*Records provided*
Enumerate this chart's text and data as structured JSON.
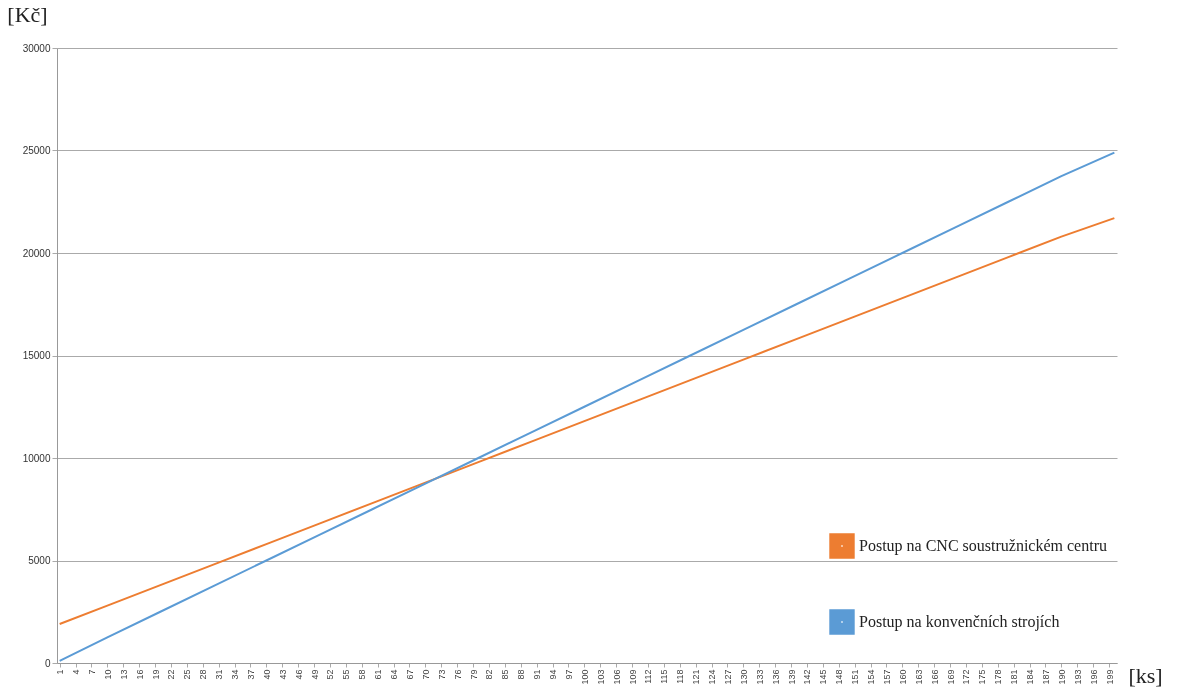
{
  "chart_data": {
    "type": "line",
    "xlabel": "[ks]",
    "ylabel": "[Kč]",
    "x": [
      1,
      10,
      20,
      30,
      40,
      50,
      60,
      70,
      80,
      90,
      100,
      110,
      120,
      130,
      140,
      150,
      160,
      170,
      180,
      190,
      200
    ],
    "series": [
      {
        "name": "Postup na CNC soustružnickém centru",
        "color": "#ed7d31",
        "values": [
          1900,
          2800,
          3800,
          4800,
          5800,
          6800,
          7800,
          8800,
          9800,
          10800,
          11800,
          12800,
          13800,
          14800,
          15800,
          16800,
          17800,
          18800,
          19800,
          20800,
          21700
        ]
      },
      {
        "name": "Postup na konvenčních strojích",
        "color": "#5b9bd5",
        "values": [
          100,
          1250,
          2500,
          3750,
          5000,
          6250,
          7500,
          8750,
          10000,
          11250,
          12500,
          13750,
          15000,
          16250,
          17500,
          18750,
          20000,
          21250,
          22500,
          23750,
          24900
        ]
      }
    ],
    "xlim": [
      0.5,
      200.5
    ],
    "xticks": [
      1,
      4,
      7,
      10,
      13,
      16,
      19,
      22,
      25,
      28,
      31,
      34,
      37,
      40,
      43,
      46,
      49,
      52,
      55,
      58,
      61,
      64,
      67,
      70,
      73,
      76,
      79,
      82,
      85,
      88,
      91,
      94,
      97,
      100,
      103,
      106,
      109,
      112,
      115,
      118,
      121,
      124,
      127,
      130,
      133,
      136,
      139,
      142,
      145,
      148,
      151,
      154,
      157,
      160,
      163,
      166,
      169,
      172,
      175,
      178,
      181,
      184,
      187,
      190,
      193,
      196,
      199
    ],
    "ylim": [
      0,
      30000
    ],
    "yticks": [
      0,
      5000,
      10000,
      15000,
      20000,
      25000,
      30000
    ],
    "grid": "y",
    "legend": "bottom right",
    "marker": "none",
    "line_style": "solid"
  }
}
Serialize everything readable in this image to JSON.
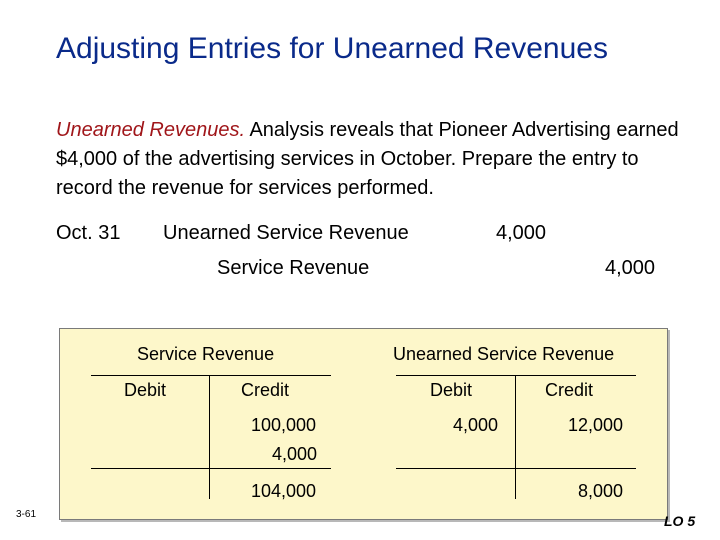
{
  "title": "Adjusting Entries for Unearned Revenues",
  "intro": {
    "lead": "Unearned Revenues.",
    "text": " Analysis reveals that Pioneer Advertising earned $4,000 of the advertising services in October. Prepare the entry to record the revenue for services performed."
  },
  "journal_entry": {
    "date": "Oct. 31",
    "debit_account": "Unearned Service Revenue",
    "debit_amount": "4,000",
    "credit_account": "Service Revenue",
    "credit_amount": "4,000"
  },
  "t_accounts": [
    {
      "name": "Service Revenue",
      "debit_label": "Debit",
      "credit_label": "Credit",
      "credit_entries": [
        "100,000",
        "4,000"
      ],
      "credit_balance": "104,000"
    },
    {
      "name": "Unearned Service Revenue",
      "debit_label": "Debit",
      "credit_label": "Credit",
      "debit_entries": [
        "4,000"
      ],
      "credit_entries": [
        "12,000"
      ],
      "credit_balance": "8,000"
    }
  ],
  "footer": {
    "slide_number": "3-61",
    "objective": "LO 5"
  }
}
---
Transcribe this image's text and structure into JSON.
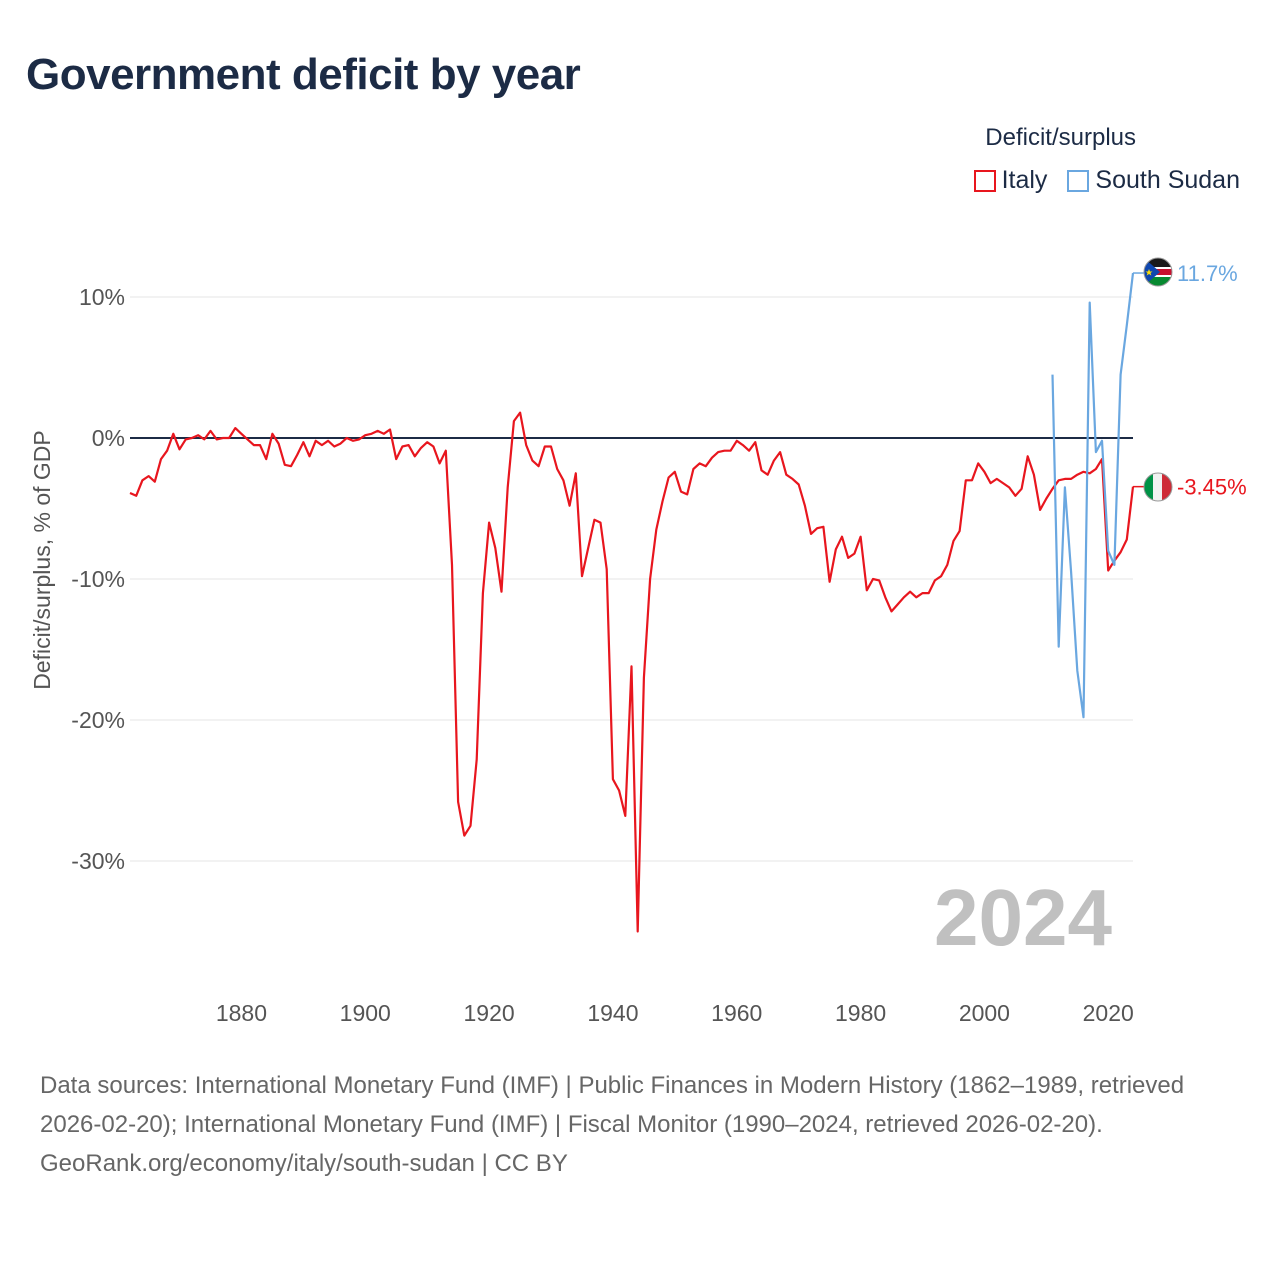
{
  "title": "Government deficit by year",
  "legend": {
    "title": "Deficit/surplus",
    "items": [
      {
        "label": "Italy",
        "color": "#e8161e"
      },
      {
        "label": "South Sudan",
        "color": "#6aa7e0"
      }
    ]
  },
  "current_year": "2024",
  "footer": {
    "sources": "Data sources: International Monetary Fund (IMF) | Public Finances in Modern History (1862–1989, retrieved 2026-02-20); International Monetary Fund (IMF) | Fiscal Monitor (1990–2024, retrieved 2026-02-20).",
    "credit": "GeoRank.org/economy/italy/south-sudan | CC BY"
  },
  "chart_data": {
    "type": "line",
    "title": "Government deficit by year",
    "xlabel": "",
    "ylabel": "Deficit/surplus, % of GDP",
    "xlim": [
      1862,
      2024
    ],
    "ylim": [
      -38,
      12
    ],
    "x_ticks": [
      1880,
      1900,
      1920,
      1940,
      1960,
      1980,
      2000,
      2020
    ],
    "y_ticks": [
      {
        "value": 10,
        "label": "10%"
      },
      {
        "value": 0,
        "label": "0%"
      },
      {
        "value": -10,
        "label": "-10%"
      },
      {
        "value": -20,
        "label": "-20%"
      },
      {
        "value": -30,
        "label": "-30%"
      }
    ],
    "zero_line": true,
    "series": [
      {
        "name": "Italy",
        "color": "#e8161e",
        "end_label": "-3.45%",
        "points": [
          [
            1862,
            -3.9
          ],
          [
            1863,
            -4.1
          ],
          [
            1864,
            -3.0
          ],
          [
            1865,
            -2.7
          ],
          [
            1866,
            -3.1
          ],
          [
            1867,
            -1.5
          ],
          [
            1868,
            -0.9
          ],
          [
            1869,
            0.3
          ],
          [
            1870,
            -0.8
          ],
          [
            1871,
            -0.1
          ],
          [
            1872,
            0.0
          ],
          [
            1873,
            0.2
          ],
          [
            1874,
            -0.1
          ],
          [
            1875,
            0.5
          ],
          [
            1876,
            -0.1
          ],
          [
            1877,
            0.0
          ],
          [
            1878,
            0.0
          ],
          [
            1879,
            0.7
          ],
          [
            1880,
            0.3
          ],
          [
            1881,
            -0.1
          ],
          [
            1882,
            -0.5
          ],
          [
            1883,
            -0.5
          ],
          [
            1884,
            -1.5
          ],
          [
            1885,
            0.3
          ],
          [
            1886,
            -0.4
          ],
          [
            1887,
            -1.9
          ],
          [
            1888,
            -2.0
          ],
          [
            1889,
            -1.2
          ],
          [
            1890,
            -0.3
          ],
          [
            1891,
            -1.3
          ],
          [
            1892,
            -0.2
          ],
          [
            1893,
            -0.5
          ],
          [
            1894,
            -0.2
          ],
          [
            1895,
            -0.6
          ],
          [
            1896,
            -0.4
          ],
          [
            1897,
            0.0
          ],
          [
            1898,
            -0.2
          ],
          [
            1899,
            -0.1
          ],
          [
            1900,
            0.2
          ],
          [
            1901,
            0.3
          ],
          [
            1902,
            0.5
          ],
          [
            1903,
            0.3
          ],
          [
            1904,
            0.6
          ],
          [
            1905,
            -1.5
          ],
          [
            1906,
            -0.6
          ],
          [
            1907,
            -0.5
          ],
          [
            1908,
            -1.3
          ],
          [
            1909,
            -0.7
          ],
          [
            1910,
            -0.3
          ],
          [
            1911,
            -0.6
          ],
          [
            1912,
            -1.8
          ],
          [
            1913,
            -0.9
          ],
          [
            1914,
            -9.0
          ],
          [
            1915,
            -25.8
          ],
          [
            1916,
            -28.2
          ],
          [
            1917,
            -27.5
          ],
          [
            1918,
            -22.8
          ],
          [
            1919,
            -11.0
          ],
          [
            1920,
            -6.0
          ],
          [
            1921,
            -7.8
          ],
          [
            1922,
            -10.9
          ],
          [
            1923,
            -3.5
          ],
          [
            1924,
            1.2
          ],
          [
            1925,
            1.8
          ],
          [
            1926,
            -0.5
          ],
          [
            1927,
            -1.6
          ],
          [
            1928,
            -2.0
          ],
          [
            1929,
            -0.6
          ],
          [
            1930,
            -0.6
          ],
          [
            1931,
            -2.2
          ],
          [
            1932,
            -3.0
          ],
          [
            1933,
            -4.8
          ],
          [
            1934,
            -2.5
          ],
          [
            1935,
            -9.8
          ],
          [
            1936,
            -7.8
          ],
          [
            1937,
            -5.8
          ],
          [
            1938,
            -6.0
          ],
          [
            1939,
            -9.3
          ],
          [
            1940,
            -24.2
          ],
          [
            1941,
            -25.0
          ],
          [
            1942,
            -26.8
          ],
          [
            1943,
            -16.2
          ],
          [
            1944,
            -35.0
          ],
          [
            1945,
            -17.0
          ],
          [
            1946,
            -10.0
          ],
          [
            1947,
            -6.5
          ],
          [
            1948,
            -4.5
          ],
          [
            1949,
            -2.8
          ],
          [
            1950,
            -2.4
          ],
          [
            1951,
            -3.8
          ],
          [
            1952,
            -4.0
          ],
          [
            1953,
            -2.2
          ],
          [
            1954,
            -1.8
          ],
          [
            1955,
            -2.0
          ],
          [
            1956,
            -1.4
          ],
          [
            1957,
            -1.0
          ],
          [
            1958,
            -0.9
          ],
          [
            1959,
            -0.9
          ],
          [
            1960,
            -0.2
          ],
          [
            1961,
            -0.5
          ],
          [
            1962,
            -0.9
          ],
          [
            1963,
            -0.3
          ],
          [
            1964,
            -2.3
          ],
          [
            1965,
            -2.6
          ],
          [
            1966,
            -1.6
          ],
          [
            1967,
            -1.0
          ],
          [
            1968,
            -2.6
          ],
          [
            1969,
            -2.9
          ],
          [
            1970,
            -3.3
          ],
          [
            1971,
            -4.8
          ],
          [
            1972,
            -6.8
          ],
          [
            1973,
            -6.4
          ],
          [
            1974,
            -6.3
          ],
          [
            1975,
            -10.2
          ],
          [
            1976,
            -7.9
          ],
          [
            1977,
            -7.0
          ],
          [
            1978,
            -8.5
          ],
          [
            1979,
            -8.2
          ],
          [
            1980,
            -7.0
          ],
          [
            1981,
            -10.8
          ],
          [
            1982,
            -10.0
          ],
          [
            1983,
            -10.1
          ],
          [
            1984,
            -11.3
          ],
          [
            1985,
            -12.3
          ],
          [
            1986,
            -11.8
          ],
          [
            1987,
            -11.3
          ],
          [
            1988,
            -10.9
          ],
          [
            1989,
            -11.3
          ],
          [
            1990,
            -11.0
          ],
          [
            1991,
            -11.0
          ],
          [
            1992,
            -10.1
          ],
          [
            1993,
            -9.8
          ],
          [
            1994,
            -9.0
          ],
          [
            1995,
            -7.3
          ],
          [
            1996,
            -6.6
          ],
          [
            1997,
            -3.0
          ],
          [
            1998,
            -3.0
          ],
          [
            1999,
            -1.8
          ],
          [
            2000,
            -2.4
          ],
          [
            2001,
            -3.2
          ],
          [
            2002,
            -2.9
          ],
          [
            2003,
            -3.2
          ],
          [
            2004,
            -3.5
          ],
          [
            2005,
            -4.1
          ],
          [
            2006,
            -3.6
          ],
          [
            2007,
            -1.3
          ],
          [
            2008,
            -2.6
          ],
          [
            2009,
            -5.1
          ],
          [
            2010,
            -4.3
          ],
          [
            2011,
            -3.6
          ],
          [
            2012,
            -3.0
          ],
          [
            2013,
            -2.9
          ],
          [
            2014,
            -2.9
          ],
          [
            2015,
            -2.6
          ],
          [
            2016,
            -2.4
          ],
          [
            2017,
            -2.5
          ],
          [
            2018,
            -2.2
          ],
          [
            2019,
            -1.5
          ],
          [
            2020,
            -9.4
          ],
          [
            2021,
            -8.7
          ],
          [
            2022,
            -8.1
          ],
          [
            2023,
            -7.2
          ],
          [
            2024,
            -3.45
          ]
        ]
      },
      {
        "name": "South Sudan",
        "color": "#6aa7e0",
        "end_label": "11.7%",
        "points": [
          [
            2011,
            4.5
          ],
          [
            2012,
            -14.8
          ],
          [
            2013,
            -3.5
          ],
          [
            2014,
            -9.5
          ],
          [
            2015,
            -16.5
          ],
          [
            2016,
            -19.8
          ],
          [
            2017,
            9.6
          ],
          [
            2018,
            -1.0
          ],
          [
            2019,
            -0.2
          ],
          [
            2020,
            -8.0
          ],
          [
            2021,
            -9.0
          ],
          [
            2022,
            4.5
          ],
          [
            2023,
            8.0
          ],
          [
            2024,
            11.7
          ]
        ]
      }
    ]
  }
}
* * *
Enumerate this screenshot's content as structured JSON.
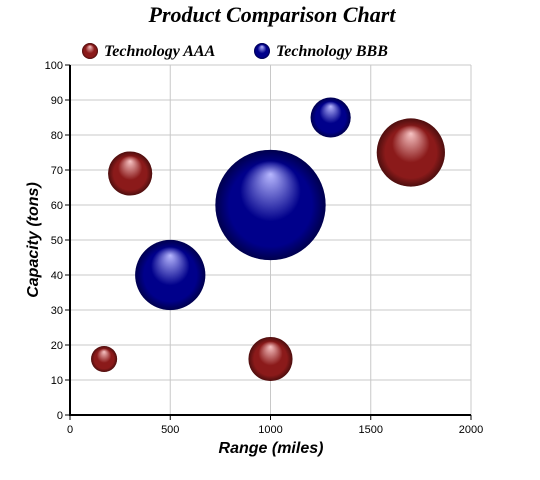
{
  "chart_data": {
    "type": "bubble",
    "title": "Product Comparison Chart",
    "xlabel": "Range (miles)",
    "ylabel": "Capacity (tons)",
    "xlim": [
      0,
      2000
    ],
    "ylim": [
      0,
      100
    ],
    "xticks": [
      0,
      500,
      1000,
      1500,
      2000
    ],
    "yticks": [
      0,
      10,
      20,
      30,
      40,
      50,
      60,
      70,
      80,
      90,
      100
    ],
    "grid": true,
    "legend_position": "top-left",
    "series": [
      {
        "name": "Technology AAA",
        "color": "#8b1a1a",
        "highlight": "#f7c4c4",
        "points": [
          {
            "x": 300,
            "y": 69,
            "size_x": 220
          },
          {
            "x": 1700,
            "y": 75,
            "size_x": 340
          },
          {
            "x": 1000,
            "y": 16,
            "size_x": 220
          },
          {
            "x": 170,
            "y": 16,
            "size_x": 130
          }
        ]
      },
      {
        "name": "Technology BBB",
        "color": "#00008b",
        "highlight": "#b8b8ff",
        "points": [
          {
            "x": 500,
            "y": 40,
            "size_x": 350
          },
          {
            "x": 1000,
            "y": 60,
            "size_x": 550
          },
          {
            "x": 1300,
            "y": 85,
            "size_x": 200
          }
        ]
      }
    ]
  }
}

*Set task*
Copy each line of the data that contains the word "highlight".

*Answer to this exercise*
        "highlight": "#f7c4c4",
        "highlight": "#b8b8ff",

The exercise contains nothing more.